- _Problem requirements_:
In your copy, leave out the pictures; write out all the data exactly.

(Rows from a figure dataset)

§ §

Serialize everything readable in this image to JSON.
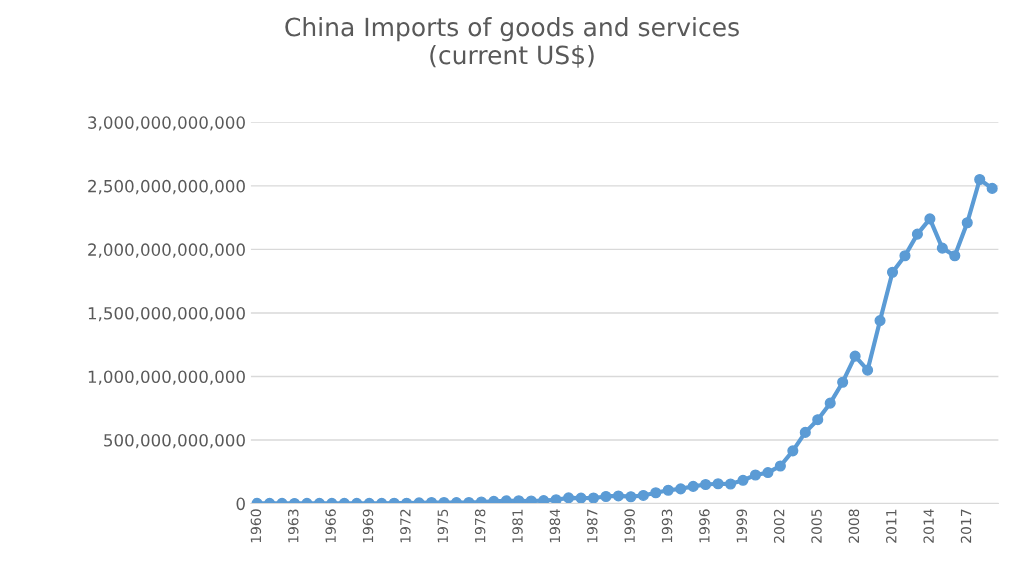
{
  "chart_data": {
    "type": "line",
    "title": "China Imports of goods and services\n(current US$)",
    "categories": [
      "1960",
      null,
      null,
      "1963",
      null,
      null,
      "1966",
      null,
      null,
      "1969",
      null,
      null,
      "1972",
      null,
      null,
      "1975",
      null,
      null,
      "1978",
      null,
      null,
      "1981",
      null,
      null,
      "1984",
      null,
      null,
      "1987",
      null,
      null,
      "1990",
      null,
      null,
      "1993",
      null,
      null,
      "1996",
      null,
      null,
      "1999",
      null,
      null,
      "2002",
      null,
      null,
      "2005",
      null,
      null,
      "2008",
      null,
      null,
      "2011",
      null,
      null,
      "2014",
      null,
      null,
      "2017",
      null,
      null
    ],
    "series": [
      {
        "color": "#5b9bd5",
        "values": [
          2000000000.0,
          2000000000.0,
          2000000000.0,
          1000000000.0,
          2000000000.0,
          2000000000.0,
          2000000000.0,
          2000000000.0,
          2000000000.0,
          2000000000.0,
          2000000000.0,
          3000000000.0,
          3000000000.0,
          5000000000.0,
          8000000000.0,
          8000000000.0,
          7000000000.0,
          8000000000.0,
          12000000000.0,
          17000000000.0,
          21000000000.0,
          22000000000.0,
          20000000000.0,
          23000000000.0,
          30000000000.0,
          45000000000.0,
          43000000000.0,
          44000000000.0,
          56000000000.0,
          60000000000.0,
          54000000000.0,
          64000000000.0,
          85000000000.0,
          105000000000.0,
          116000000000.0,
          135000000000.0,
          150000000000.0,
          156000000000.0,
          154000000000.0,
          183000000000.0,
          225000000000.0,
          244000000000.0,
          296000000000.0,
          415000000000.0,
          560000000000.0,
          660000000000.0,
          790000000000.0,
          955000000000.0,
          1160000000000.0,
          1050000000000.0,
          1440000000000.0,
          1820000000000.0,
          1950000000000.0,
          2120000000000.0,
          2240000000000.0,
          2010000000000.0,
          1950000000000.0,
          2210000000000.0,
          2550000000000.0,
          2480000000000.0
        ]
      }
    ],
    "ylim": [
      0,
      3000000000000.0
    ],
    "yticks": [
      {
        "value": 0,
        "label": "0"
      },
      {
        "value": 500000000000.0,
        "label": "500,000,000,000"
      },
      {
        "value": 1000000000000.0,
        "label": "1,000,000,000,000"
      },
      {
        "value": 1500000000000.0,
        "label": "1,500,000,000,000"
      },
      {
        "value": 2000000000000.0,
        "label": "2,000,000,000,000"
      },
      {
        "value": 2500000000000.0,
        "label": "2,500,000,000,000"
      },
      {
        "value": 3000000000000.0,
        "label": "3,000,000,000,000"
      }
    ],
    "grid": "y",
    "marker": "circle",
    "line_style": "solid"
  }
}
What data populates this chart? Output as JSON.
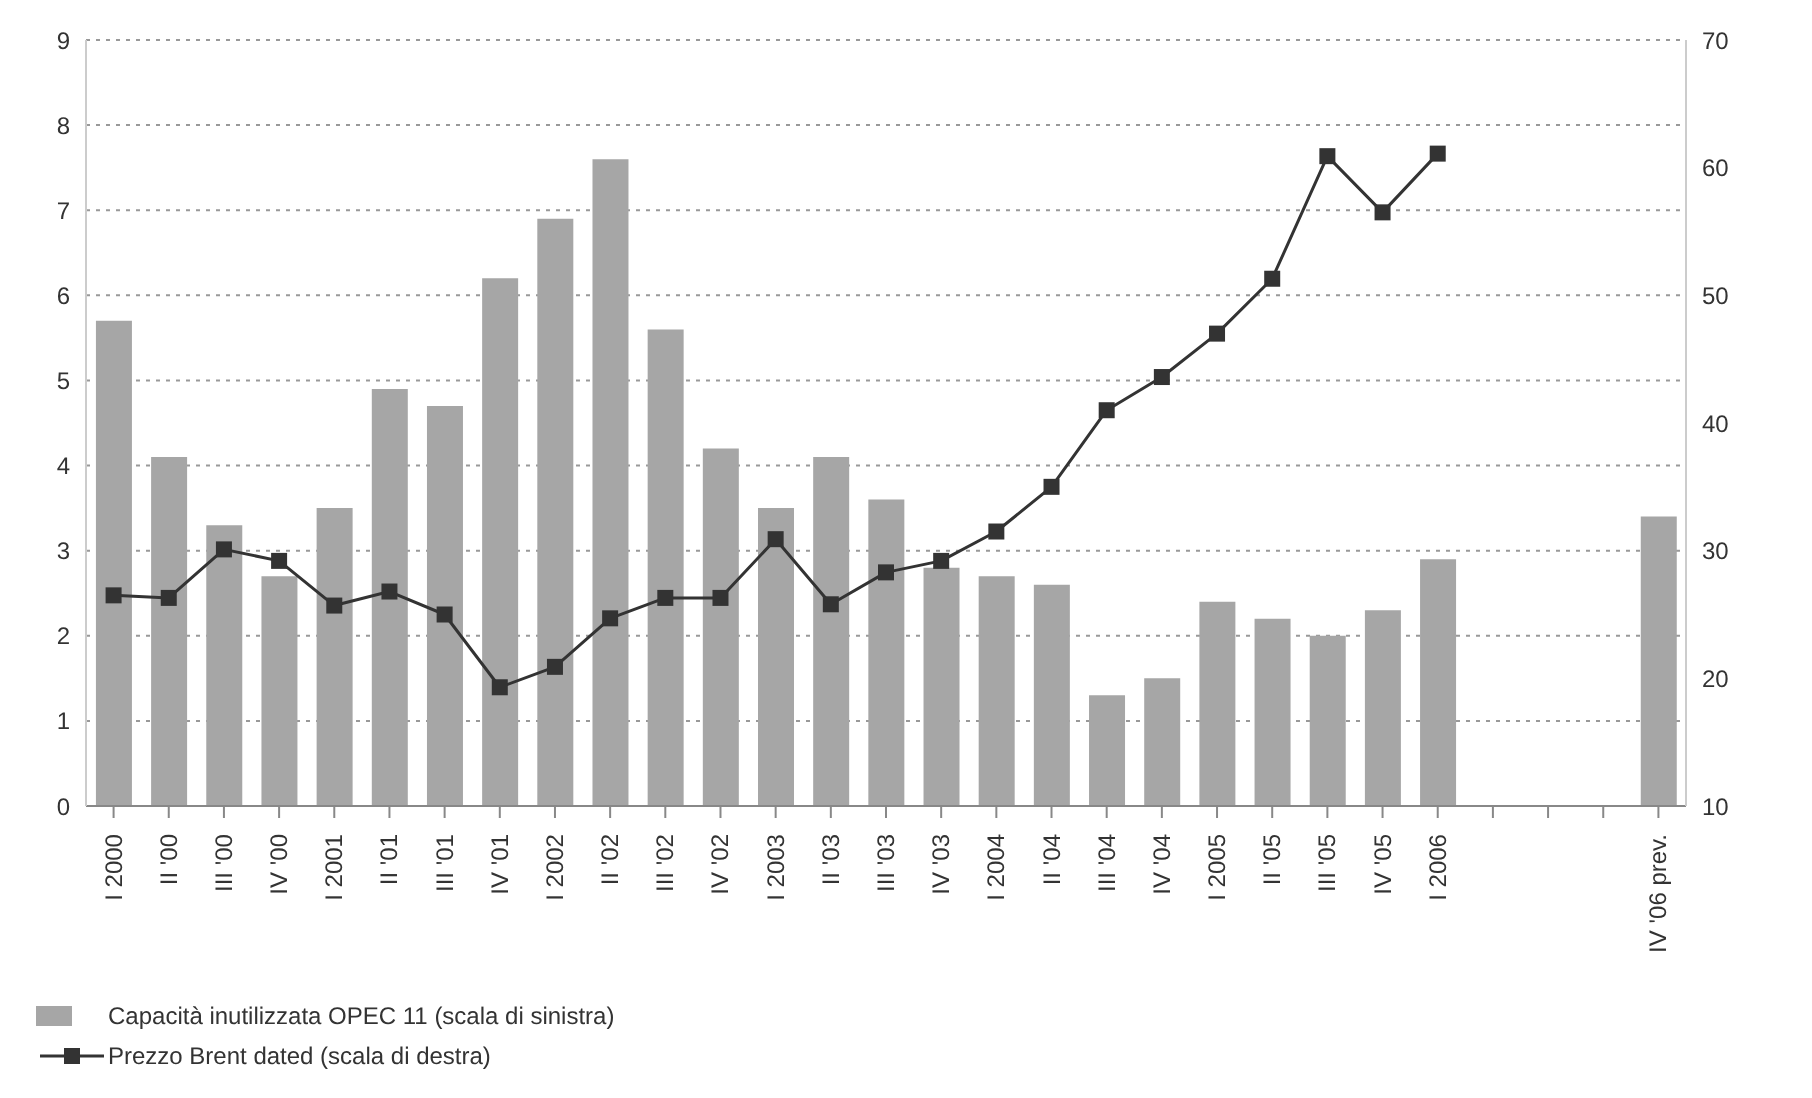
{
  "chart_data": {
    "type": "bar",
    "categories": [
      "I 2000",
      "II '00",
      "III '00",
      "IV '00",
      "I 2001",
      "II '01",
      "III '01",
      "IV '01",
      "I 2002",
      "II '02",
      "III '02",
      "IV '02",
      "I 2003",
      "II '03",
      "III '03",
      "IV '03",
      "I 2004",
      "II '04",
      "III '04",
      "IV '04",
      "I 2005",
      "II '05",
      "III '05",
      "IV '05",
      "I 2006",
      null,
      null,
      null,
      "IV '06 prev."
    ],
    "series": [
      {
        "name": "Capacità inutilizzata OPEC 11 (scala di sinistra)",
        "color": "#a6a6a6",
        "values": [
          5.7,
          4.1,
          3.3,
          2.7,
          3.5,
          4.9,
          4.7,
          6.2,
          6.9,
          7.6,
          5.6,
          4.2,
          3.5,
          4.1,
          3.6,
          2.8,
          2.7,
          2.6,
          1.3,
          1.5,
          2.4,
          2.2,
          2.0,
          2.3,
          2.9,
          null,
          null,
          null,
          3.4
        ]
      },
      {
        "name": "Prezzo Brent dated (scala di destra)",
        "type": "line",
        "axis": "y2",
        "color": "#333333",
        "marker": "square",
        "values": [
          26.5,
          26.3,
          30.1,
          29.2,
          25.7,
          26.8,
          25.0,
          19.3,
          20.9,
          24.7,
          26.3,
          26.3,
          30.9,
          25.8,
          28.3,
          29.2,
          31.5,
          35.0,
          41.0,
          43.6,
          47.0,
          51.3,
          60.9,
          56.5,
          61.1,
          null,
          null,
          null,
          null
        ]
      }
    ],
    "ylim": [
      0,
      9
    ],
    "yticks": [
      0,
      1,
      2,
      3,
      4,
      5,
      6,
      7,
      8,
      9
    ],
    "y2lim": [
      10,
      70
    ],
    "y2ticks": [
      10,
      20,
      30,
      40,
      50,
      60,
      70
    ],
    "grid": "y",
    "legend": "bottom left"
  }
}
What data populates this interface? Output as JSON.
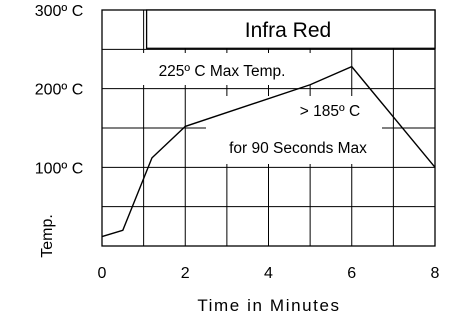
{
  "chart_data": {
    "type": "line",
    "title": "Infra Red",
    "xlabel": "Time in Minutes",
    "ylabel": "Temp.",
    "xlim": [
      0,
      8
    ],
    "ylim": [
      0,
      300
    ],
    "grid": true,
    "x_ticks": [
      "0",
      "2",
      "4",
      "6",
      "8"
    ],
    "y_ticks": [
      {
        "value": 100,
        "label": "100º C"
      },
      {
        "value": 200,
        "label": "200º C"
      },
      {
        "value": 300,
        "label": "300º C"
      }
    ],
    "series": [
      {
        "x": [
          0,
          0.5,
          1.2,
          2,
          5,
          6,
          8
        ],
        "y": [
          12,
          20,
          112,
          152,
          205,
          228,
          100
        ]
      }
    ],
    "annotations": [
      {
        "text": "225º C Max Temp."
      },
      {
        "text": "> 185º C"
      },
      {
        "text": "for 90 Seconds Max"
      }
    ]
  }
}
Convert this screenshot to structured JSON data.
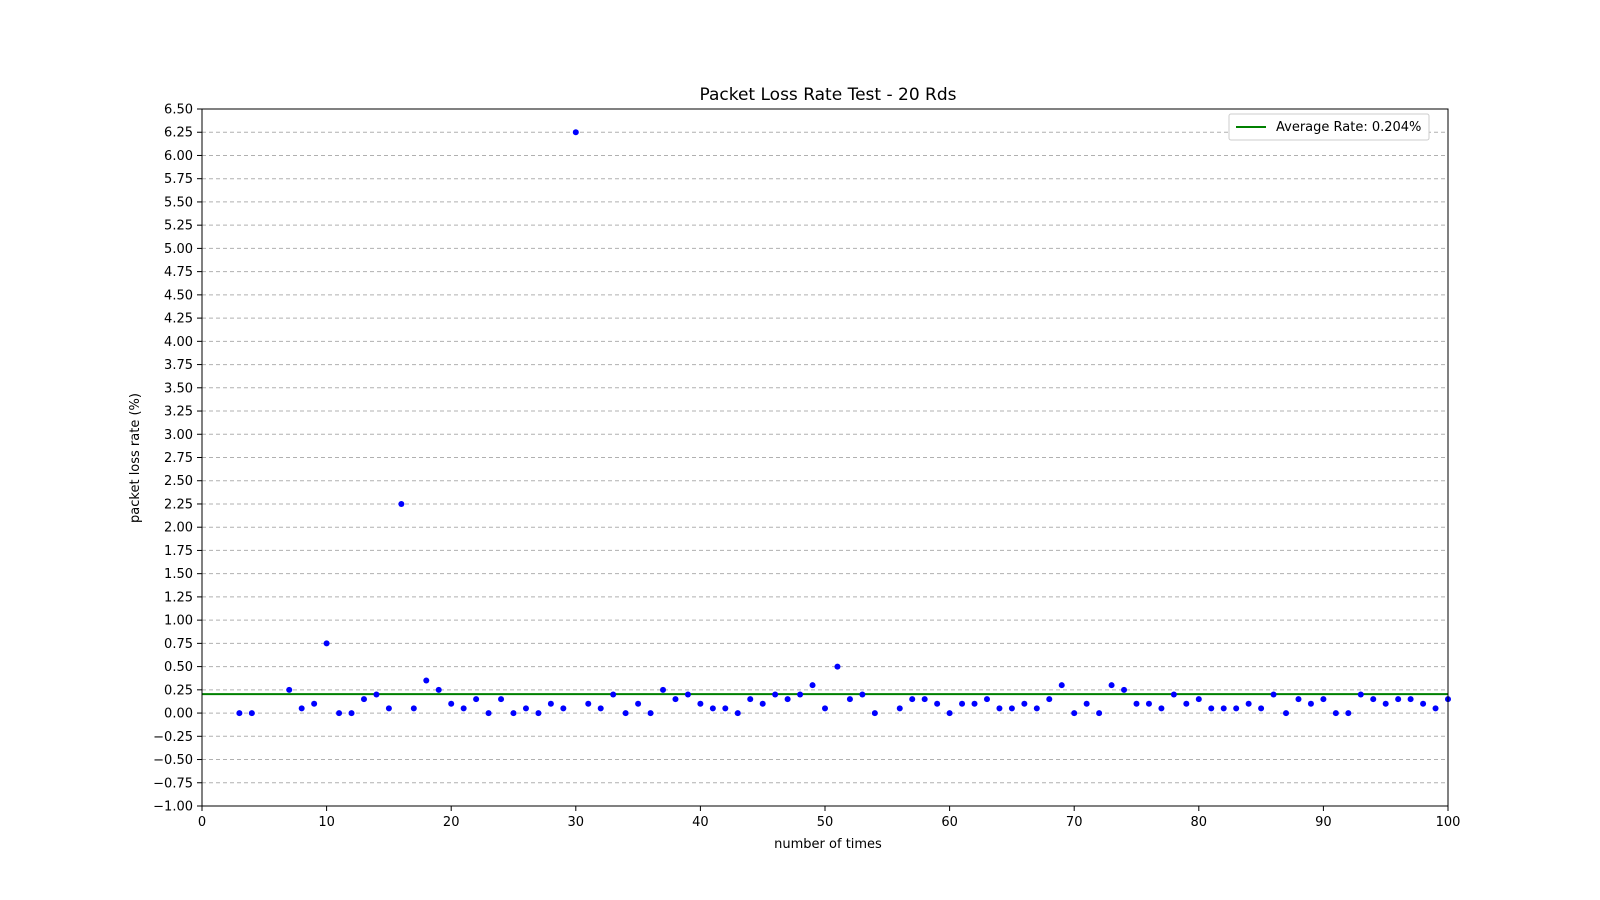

§ §

- _Answer to this task_:
Serialize everything readable in this image to JSON.
{
  "chart_data": {
    "type": "line",
    "title": "China Imports of goods and services\n(current US$)",
    "categories": [
      "1960",
      null,
      null,
      "1963",
      null,
      null,
      "1966",
      null,
      null,
      "1969",
      null,
      null,
      "1972",
      null,
      null,
      "1975",
      null,
      null,
      "1978",
      null,
      null,
      "1981",
      null,
      null,
      "1984",
      null,
      null,
      "1987",
      null,
      null,
      "1990",
      null,
      null,
      "1993",
      null,
      null,
      "1996",
      null,
      null,
      "1999",
      null,
      null,
      "2002",
      null,
      null,
      "2005",
      null,
      null,
      "2008",
      null,
      null,
      "2011",
      null,
      null,
      "2014",
      null,
      null,
      "2017",
      null,
      null
    ],
    "series": [
      {
        "color": "#5b9bd5",
        "values": [
          2000000000.0,
          2000000000.0,
          2000000000.0,
          1000000000.0,
          2000000000.0,
          2000000000.0,
          2000000000.0,
          2000000000.0,
          2000000000.0,
          2000000000.0,
          2000000000.0,
          3000000000.0,
          3000000000.0,
          5000000000.0,
          8000000000.0,
          8000000000.0,
          7000000000.0,
          8000000000.0,
          12000000000.0,
          17000000000.0,
          21000000000.0,
          22000000000.0,
          20000000000.0,
          23000000000.0,
          30000000000.0,
          45000000000.0,
          43000000000.0,
          44000000000.0,
          56000000000.0,
          60000000000.0,
          54000000000.0,
          64000000000.0,
          85000000000.0,
          105000000000.0,
          116000000000.0,
          135000000000.0,
          150000000000.0,
          156000000000.0,
          154000000000.0,
          183000000000.0,
          225000000000.0,
          244000000000.0,
          296000000000.0,
          415000000000.0,
          560000000000.0,
          660000000000.0,
          790000000000.0,
          955000000000.0,
          1160000000000.0,
          1050000000000.0,
          1440000000000.0,
          1820000000000.0,
          1950000000000.0,
          2120000000000.0,
          2240000000000.0,
          2010000000000.0,
          1950000000000.0,
          2210000000000.0,
          2550000000000.0,
          2480000000000.0
        ]
      }
    ],
    "ylim": [
      0,
      3000000000000.0
    ],
    "yticks": [
      {
        "value": 0,
        "label": "0"
      },
      {
        "value": 500000000000.0,
        "label": "500,000,000,000"
      },
      {
        "value": 1000000000000.0,
        "label": "1,000,000,000,000"
      },
      {
        "value": 1500000000000.0,
        "label": "1,500,000,000,000"
      },
      {
        "value": 2000000000000.0,
        "label": "2,000,000,000,000"
      },
      {
        "value": 2500000000000.0,
        "label": "2,500,000,000,000"
      },
      {
        "value": 3000000000000.0,
        "label": "3,000,000,000,000"
      }
    ],
    "grid": "y",
    "marker": "circle",
    "line_style": "solid"
  }
}
What data populates this chart? Output as JSON.
{
  "chart_data": {
    "type": "bar",
    "categories": [
      "I 2000",
      "II '00",
      "III '00",
      "IV '00",
      "I 2001",
      "II '01",
      "III '01",
      "IV '01",
      "I 2002",
      "II '02",
      "III '02",
      "IV '02",
      "I 2003",
      "II '03",
      "III '03",
      "IV '03",
      "I 2004",
      "II '04",
      "III '04",
      "IV '04",
      "I 2005",
      "II '05",
      "III '05",
      "IV '05",
      "I 2006",
      null,
      null,
      null,
      "IV '06 prev."
    ],
    "series": [
      {
        "name": "Capacità inutilizzata OPEC 11 (scala di sinistra)",
        "color": "#a6a6a6",
        "values": [
          5.7,
          4.1,
          3.3,
          2.7,
          3.5,
          4.9,
          4.7,
          6.2,
          6.9,
          7.6,
          5.6,
          4.2,
          3.5,
          4.1,
          3.6,
          2.8,
          2.7,
          2.6,
          1.3,
          1.5,
          2.4,
          2.2,
          2.0,
          2.3,
          2.9,
          null,
          null,
          null,
          3.4
        ]
      },
      {
        "name": "Prezzo Brent dated (scala di destra)",
        "type": "line",
        "axis": "y2",
        "color": "#333333",
        "marker": "square",
        "values": [
          26.5,
          26.3,
          30.1,
          29.2,
          25.7,
          26.8,
          25.0,
          19.3,
          20.9,
          24.7,
          26.3,
          26.3,
          30.9,
          25.8,
          28.3,
          29.2,
          31.5,
          35.0,
          41.0,
          43.6,
          47.0,
          51.3,
          60.9,
          56.5,
          61.1,
          null,
          null,
          null,
          null
        ]
      }
    ],
    "ylim": [
      0,
      9
    ],
    "yticks": [
      0,
      1,
      2,
      3,
      4,
      5,
      6,
      7,
      8,
      9
    ],
    "y2lim": [
      10,
      70
    ],
    "y2ticks": [
      10,
      20,
      30,
      40,
      50,
      60,
      70
    ],
    "grid": "y",
    "legend": "bottom left"
  }
}
What data populates this interface? Output as JSON.
{
  "chart_data": {
    "type": "line",
    "title": "Infra Red",
    "xlabel": "Time in Minutes",
    "ylabel": "Temp.",
    "xlim": [
      0,
      8
    ],
    "ylim": [
      0,
      300
    ],
    "grid": true,
    "x_ticks": [
      "0",
      "2",
      "4",
      "6",
      "8"
    ],
    "y_ticks": [
      {
        "value": 100,
        "label": "100º C"
      },
      {
        "value": 200,
        "label": "200º C"
      },
      {
        "value": 300,
        "label": "300º C"
      }
    ],
    "series": [
      {
        "x": [
          0,
          0.5,
          1.2,
          2,
          5,
          6,
          8
        ],
        "y": [
          12,
          20,
          112,
          152,
          205,
          228,
          100
        ]
      }
    ],
    "annotations": [
      {
        "text": "225º C Max Temp."
      },
      {
        "text": "> 185º C"
      },
      {
        "text": "for 90 Seconds Max"
      }
    ]
  }
}
Convert this screenshot to structured JSON data.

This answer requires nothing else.